### Working data
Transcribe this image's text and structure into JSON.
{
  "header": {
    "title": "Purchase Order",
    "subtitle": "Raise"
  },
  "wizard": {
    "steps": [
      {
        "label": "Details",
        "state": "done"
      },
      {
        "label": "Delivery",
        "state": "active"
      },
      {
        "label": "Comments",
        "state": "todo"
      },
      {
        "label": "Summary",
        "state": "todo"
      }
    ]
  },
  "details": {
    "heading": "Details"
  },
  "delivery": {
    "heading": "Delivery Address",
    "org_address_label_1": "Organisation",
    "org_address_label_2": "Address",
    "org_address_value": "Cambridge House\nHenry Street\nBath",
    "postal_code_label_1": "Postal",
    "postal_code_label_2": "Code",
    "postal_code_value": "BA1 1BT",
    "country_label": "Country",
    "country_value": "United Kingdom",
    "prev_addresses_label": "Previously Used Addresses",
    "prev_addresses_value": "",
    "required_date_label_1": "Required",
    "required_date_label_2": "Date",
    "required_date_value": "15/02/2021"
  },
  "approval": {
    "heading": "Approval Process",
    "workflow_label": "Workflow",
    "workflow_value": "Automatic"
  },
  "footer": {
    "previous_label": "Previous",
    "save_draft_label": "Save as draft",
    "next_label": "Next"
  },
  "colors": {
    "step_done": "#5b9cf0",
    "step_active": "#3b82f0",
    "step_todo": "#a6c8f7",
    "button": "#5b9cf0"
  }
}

### Aim
Retype each record exactly, leaving nothing out.

### Exercise answer
Transcribe this image's text and structure into JSON.
{
  "header": {
    "title": "Purchase Order",
    "subtitle": "Raise"
  },
  "wizard": {
    "steps": [
      {
        "label": "Details",
        "state": "done"
      },
      {
        "label": "Delivery",
        "state": "active"
      },
      {
        "label": "Comments",
        "state": "todo"
      },
      {
        "label": "Summary",
        "state": "todo"
      }
    ]
  },
  "details": {
    "heading": "Details"
  },
  "delivery": {
    "heading": "Delivery Address",
    "org_address_label_1": "Organisation",
    "org_address_label_2": "Address",
    "org_address_value": "Cambridge House\nHenry Street\nBath",
    "postal_code_label_1": "Postal",
    "postal_code_label_2": "Code",
    "postal_code_value": "BA1 1BT",
    "country_label": "Country",
    "country_value": "United Kingdom",
    "prev_addresses_label": "Previously Used Addresses",
    "prev_addresses_value": "",
    "required_date_label_1": "Required",
    "required_date_label_2": "Date",
    "required_date_value": "15/02/2021"
  },
  "approval": {
    "heading": "Approval Process",
    "workflow_label": "Workflow",
    "workflow_value": "Automatic"
  },
  "footer": {
    "previous_label": "Previous",
    "save_draft_label": "Save as draft",
    "next_label": "Next"
  },
  "colors": {
    "step_done": "#5b9cf0",
    "step_active": "#3b82f0",
    "step_todo": "#a6c8f7",
    "button": "#5b9cf0"
  }
}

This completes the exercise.